• _Input material_

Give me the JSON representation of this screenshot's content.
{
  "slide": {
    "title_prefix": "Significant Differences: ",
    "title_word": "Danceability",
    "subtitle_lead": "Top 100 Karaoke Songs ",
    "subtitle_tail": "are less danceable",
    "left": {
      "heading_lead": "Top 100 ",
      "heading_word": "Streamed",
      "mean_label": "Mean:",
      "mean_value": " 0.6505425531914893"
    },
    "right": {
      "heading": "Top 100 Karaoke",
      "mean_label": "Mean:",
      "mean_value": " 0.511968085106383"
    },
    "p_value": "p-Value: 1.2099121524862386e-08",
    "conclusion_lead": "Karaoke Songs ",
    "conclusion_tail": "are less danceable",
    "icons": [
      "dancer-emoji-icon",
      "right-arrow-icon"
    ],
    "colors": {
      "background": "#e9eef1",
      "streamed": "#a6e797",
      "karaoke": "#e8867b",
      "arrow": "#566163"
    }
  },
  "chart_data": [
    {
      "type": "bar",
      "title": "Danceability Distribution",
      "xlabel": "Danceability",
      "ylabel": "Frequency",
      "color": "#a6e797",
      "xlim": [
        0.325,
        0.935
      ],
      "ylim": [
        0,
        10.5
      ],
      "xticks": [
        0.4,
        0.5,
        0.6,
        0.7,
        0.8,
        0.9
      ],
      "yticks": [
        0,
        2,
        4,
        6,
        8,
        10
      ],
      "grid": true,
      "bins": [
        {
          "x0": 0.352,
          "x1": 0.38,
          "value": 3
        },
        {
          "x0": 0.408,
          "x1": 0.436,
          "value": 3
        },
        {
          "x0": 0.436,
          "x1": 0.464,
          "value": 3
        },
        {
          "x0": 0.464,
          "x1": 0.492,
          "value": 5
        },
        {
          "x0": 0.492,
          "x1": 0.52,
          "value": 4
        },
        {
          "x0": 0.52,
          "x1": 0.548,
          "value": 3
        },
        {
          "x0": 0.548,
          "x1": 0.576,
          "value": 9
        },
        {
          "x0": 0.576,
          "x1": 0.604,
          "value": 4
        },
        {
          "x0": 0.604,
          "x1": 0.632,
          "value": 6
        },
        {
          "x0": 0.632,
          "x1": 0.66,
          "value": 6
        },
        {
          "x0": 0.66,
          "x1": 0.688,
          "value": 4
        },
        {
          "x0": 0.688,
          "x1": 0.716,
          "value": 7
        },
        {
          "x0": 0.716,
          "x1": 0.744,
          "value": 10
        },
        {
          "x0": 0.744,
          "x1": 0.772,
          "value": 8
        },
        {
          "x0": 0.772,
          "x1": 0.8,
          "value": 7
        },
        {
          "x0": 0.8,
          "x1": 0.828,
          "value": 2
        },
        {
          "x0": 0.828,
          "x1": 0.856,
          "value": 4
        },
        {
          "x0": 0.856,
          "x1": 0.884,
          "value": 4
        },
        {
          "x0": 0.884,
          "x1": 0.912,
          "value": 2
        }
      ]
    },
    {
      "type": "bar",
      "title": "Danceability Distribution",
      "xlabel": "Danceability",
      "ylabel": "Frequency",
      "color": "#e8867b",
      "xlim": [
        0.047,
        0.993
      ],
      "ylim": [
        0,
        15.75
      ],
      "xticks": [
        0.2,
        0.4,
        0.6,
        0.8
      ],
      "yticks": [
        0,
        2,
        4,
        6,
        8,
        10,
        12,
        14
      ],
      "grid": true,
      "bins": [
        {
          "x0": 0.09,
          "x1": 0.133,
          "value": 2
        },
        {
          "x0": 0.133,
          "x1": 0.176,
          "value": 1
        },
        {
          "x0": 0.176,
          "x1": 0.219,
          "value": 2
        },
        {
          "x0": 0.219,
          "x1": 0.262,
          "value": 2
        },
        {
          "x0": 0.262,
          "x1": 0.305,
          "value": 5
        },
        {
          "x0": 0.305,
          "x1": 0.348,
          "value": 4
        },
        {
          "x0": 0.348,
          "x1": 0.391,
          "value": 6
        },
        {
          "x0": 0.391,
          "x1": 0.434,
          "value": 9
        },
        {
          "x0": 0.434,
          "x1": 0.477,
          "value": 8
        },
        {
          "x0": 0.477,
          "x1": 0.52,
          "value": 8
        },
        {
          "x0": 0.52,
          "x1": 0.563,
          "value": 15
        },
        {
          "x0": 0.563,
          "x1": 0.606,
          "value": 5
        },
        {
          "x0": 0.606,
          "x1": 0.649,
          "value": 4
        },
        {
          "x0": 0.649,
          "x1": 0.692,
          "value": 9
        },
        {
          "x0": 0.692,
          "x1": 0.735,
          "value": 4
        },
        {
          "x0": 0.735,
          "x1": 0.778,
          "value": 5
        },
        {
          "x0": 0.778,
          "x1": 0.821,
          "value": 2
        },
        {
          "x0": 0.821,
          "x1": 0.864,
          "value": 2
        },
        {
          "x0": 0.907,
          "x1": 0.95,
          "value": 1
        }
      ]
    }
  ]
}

• _Given request_
Return every line above that contains the word "less".

• _Finished answer_
    "subtitle_tail": "are less danceable",
    "conclusion_tail": "are less danceable",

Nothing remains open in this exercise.